▸ **Task objective**
Could you transcribe the material below exactly, without leaving out a single line?

▸ **Given records**
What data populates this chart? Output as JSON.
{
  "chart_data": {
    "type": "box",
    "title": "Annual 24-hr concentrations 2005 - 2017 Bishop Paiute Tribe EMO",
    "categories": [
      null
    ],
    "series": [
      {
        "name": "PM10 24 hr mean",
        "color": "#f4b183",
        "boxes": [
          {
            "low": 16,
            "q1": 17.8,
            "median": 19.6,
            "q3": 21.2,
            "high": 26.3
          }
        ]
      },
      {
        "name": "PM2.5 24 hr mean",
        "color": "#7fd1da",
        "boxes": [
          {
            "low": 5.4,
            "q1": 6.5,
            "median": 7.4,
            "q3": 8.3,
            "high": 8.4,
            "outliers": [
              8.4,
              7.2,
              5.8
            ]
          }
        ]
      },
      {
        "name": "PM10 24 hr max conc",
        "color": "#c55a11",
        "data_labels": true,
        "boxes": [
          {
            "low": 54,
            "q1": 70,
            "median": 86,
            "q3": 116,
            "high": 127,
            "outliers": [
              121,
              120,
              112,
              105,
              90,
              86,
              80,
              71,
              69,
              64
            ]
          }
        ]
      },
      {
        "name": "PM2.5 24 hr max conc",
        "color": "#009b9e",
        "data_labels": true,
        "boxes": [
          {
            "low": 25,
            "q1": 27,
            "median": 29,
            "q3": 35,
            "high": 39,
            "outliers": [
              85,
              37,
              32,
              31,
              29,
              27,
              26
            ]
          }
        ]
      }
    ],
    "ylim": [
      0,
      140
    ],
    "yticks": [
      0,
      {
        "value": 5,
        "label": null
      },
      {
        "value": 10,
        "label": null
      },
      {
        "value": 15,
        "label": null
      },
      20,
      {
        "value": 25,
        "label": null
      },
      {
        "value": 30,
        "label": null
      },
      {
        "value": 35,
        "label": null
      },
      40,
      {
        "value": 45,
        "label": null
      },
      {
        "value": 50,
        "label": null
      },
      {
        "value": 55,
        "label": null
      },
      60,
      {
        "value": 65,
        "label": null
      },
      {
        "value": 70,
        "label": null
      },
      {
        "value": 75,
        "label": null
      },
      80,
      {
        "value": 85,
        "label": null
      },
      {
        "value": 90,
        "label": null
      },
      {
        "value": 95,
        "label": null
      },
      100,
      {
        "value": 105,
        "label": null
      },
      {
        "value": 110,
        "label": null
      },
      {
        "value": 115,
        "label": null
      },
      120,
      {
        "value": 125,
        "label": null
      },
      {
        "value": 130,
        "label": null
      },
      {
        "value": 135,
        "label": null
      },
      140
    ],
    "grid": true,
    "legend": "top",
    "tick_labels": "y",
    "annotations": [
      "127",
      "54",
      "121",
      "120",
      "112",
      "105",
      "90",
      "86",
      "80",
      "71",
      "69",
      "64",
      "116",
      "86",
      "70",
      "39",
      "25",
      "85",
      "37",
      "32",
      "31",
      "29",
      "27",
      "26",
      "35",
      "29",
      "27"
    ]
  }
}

▸ **Exercise result**
What data populates this chart? Output as JSON.
{
  "chart_data": {
    "type": "box",
    "title": "Annual 24-hr concentrations 2005 - 2017 Bishop Paiute Tribe EMO",
    "categories": [
      null
    ],
    "series": [
      {
        "name": "PM10 24 hr mean",
        "color": "#f4b183",
        "boxes": [
          {
            "low": 16,
            "q1": 17.8,
            "median": 19.6,
            "q3": 21.2,
            "high": 26.3
          }
        ]
      },
      {
        "name": "PM2.5 24 hr mean",
        "color": "#7fd1da",
        "boxes": [
          {
            "low": 5.4,
            "q1": 6.5,
            "median": 7.4,
            "q3": 8.3,
            "high": 8.4,
            "outliers": [
              8.4,
              7.2,
              5.8
            ]
          }
        ]
      },
      {
        "name": "PM10 24 hr max conc",
        "color": "#c55a11",
        "data_labels": true,
        "boxes": [
          {
            "low": 54,
            "q1": 70,
            "median": 86,
            "q3": 116,
            "high": 127,
            "outliers": [
              121,
              120,
              112,
              105,
              90,
              86,
              80,
              71,
              69,
              64
            ]
          }
        ]
      },
      {
        "name": "PM2.5 24 hr max conc",
        "color": "#009b9e",
        "data_labels": true,
        "boxes": [
          {
            "low": 25,
            "q1": 27,
            "median": 29,
            "q3": 35,
            "high": 39,
            "outliers": [
              85,
              37,
              32,
              31,
              29,
              27,
              26
            ]
          }
        ]
      }
    ],
    "ylim": [
      0,
      140
    ],
    "yticks": [
      0,
      {
        "value": 5,
        "label": null
      },
      {
        "value": 10,
        "label": null
      },
      {
        "value": 15,
        "label": null
      },
      20,
      {
        "value": 25,
        "label": null
      },
      {
        "value": 30,
        "label": null
      },
      {
        "value": 35,
        "label": null
      },
      40,
      {
        "value": 45,
        "label": null
      },
      {
        "value": 50,
        "label": null
      },
      {
        "value": 55,
        "label": null
      },
      60,
      {
        "value": 65,
        "label": null
      },
      {
        "value": 70,
        "label": null
      },
      {
        "value": 75,
        "label": null
      },
      80,
      {
        "value": 85,
        "label": null
      },
      {
        "value": 90,
        "label": null
      },
      {
        "value": 95,
        "label": null
      },
      100,
      {
        "value": 105,
        "label": null
      },
      {
        "value": 110,
        "label": null
      },
      {
        "value": 115,
        "label": null
      },
      120,
      {
        "value": 125,
        "label": null
      },
      {
        "value": 130,
        "label": null
      },
      {
        "value": 135,
        "label": null
      },
      140
    ],
    "grid": true,
    "legend": "top",
    "tick_labels": "y",
    "annotations": [
      "127",
      "54",
      "121",
      "120",
      "112",
      "105",
      "90",
      "86",
      "80",
      "71",
      "69",
      "64",
      "116",
      "86",
      "70",
      "39",
      "25",
      "85",
      "37",
      "32",
      "31",
      "29",
      "27",
      "26",
      "35",
      "29",
      "27"
    ]
  }
}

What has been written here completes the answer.